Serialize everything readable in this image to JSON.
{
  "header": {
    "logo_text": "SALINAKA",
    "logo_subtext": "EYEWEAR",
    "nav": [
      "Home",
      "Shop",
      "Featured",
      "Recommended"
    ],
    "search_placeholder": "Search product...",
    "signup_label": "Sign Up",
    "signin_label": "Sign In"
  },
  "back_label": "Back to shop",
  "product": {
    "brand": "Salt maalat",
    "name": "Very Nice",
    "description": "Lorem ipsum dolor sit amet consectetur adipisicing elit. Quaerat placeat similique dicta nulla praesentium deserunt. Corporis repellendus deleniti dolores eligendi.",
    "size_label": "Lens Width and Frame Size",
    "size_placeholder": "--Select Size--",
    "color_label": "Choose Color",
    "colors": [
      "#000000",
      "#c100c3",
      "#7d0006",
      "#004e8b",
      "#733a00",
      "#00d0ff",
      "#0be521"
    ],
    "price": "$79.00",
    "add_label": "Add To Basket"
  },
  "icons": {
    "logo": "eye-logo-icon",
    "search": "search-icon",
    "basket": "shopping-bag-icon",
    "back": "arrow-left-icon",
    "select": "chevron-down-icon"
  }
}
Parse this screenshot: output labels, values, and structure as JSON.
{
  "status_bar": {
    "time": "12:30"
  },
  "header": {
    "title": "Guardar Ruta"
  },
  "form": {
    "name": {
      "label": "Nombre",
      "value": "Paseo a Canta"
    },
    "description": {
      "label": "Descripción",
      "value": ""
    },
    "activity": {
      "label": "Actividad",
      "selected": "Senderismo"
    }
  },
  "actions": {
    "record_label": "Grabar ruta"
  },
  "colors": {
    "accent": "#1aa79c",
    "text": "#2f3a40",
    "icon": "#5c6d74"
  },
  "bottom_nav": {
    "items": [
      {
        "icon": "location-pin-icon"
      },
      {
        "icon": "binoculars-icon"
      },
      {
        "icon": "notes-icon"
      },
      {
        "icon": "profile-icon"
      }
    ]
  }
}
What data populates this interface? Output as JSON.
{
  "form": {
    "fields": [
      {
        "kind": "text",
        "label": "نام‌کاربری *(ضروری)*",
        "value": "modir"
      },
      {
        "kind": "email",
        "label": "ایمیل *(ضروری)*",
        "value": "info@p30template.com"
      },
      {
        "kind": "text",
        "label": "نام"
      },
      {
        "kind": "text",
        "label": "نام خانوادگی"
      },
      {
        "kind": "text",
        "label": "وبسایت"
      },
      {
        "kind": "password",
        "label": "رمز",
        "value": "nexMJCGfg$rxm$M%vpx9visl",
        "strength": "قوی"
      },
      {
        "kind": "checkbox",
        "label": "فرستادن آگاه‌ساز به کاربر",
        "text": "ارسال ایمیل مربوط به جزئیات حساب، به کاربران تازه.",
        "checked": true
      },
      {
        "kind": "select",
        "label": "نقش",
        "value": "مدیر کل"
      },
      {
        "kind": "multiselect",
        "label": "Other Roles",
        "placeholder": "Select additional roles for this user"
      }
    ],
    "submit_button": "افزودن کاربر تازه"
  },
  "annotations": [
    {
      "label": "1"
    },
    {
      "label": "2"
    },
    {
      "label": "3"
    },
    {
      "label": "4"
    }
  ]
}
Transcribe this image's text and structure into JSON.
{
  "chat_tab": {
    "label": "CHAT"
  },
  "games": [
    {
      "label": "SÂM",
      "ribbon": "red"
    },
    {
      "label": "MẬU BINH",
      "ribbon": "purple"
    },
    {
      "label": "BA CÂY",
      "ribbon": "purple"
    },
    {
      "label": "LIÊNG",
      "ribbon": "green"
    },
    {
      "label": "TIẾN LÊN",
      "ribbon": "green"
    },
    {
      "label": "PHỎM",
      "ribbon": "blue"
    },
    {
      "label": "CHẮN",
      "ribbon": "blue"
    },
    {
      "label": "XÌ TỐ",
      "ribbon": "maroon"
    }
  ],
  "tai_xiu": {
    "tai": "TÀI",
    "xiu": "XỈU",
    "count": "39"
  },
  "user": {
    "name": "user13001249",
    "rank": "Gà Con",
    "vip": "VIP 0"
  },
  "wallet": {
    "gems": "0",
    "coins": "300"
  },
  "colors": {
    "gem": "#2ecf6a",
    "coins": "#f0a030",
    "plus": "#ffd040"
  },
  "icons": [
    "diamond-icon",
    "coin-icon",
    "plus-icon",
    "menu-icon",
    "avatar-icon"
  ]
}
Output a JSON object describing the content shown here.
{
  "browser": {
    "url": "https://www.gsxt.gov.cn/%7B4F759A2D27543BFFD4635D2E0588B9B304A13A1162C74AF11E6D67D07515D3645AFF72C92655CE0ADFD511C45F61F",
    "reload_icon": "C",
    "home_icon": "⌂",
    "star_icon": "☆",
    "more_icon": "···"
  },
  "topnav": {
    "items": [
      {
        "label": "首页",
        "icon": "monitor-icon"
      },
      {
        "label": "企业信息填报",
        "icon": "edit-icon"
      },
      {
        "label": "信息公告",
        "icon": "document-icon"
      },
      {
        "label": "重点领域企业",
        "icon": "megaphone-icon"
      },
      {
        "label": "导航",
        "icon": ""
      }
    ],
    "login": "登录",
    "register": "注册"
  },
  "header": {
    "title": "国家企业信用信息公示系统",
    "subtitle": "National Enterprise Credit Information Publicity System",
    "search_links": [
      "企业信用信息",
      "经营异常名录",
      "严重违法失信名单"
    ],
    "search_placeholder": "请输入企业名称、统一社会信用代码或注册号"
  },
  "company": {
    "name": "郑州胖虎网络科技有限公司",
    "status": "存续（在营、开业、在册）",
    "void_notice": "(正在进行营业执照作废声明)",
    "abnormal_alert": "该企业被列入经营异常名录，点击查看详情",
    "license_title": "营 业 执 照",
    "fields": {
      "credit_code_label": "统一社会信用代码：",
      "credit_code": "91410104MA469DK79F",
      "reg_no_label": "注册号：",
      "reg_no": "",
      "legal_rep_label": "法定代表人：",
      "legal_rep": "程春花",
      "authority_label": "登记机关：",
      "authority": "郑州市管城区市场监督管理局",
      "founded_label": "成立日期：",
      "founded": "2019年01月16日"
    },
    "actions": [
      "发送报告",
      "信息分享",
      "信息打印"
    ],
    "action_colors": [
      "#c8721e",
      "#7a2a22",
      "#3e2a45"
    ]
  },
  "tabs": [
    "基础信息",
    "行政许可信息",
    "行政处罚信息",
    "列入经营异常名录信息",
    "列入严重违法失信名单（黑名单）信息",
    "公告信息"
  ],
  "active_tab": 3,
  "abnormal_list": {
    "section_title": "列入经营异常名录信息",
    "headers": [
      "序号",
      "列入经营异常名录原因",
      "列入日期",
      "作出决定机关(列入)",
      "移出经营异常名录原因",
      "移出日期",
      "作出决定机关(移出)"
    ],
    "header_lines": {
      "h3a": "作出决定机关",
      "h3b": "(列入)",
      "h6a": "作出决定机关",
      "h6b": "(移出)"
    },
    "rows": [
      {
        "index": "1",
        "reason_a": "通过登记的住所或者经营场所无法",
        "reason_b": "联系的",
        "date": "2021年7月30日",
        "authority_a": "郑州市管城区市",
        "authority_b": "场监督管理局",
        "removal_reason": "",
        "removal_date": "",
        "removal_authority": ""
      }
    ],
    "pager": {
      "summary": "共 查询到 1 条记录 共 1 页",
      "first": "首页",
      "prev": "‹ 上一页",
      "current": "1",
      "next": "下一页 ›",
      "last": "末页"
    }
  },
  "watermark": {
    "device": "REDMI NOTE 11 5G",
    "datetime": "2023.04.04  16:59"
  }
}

########

_What you need to do_: In the records above, how many lines include "ضروری"? Give that number and nothing more.

_Exercise output_: 2